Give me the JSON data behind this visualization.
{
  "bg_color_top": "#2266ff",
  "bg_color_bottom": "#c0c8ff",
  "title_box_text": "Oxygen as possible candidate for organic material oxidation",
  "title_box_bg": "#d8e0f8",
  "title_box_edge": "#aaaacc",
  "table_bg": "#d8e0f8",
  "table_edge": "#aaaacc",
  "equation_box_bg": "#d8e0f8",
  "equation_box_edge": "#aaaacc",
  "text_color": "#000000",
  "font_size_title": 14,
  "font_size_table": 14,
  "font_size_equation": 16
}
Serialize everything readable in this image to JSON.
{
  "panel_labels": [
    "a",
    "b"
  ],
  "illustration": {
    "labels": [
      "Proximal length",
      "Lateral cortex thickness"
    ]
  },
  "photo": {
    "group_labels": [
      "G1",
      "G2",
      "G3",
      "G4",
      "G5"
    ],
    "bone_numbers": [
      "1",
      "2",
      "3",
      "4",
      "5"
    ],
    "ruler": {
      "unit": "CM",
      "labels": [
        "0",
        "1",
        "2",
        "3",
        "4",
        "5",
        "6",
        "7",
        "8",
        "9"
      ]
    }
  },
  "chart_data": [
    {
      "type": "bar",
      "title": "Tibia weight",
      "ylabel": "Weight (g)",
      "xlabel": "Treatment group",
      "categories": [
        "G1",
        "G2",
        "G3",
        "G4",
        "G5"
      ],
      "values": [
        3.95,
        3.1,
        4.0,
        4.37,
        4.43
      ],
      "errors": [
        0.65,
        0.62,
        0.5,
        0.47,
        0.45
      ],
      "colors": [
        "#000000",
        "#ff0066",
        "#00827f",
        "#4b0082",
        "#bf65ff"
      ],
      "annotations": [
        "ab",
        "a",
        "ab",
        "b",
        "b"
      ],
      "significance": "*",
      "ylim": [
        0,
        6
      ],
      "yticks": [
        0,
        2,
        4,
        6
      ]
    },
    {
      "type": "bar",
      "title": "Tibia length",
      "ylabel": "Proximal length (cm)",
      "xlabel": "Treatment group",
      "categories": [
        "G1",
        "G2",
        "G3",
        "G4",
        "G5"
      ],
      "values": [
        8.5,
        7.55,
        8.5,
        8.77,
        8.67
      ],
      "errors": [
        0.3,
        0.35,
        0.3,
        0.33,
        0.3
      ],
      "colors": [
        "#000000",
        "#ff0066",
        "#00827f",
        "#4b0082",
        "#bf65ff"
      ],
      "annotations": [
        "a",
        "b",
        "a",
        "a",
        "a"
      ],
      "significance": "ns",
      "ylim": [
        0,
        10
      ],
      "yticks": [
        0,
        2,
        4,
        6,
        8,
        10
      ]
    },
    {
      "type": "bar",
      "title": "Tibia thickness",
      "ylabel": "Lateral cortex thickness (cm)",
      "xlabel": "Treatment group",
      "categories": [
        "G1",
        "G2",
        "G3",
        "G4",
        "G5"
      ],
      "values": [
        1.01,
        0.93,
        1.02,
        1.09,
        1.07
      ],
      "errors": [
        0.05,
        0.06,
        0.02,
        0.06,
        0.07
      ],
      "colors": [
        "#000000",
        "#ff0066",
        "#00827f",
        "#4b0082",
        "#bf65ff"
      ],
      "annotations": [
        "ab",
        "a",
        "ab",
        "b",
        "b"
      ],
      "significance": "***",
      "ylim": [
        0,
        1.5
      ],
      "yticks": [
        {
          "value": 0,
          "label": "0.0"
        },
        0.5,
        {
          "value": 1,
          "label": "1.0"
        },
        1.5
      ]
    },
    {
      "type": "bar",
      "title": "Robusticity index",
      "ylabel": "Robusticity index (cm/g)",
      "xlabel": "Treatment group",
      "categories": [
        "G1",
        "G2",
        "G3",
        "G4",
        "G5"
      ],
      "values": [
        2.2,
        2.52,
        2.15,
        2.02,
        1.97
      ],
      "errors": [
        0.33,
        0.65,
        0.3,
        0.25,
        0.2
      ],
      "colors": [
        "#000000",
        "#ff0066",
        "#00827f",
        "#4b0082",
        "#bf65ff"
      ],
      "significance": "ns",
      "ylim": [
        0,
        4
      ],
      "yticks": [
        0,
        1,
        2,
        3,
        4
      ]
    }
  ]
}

══════════

:: Given task ::
In the entries above, find the lines containing the word "index" and say how many there are, with no other words.

:: Solution to the exercise ::
2